**YOUR INSTRUCTIONS**. Using the listing below, copy every line that mentions "screenshot".

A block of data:
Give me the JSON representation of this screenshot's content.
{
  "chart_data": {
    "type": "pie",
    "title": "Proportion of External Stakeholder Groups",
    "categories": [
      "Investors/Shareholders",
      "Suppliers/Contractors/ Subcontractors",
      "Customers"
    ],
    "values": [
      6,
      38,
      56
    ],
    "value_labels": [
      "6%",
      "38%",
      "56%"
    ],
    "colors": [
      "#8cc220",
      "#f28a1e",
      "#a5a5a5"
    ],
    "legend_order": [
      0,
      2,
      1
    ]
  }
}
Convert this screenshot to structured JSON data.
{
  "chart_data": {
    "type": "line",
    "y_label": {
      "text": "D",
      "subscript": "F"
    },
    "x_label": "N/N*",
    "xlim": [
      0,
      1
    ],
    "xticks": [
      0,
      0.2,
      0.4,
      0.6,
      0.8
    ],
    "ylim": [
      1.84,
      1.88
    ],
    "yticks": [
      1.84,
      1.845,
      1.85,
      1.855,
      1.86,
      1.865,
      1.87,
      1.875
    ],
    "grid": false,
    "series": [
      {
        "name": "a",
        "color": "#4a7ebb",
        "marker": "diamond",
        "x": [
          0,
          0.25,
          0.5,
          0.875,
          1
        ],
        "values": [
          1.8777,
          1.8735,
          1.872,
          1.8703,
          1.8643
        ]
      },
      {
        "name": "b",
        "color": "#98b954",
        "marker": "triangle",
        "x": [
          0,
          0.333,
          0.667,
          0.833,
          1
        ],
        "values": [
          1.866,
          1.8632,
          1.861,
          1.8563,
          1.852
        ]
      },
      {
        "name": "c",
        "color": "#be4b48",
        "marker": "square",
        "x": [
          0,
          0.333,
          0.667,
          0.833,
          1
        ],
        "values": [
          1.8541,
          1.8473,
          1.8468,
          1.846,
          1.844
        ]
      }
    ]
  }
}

**FINAL RESULT**.
Give me the JSON representation of this screenshot's content.
Convert this screenshot to structured JSON data.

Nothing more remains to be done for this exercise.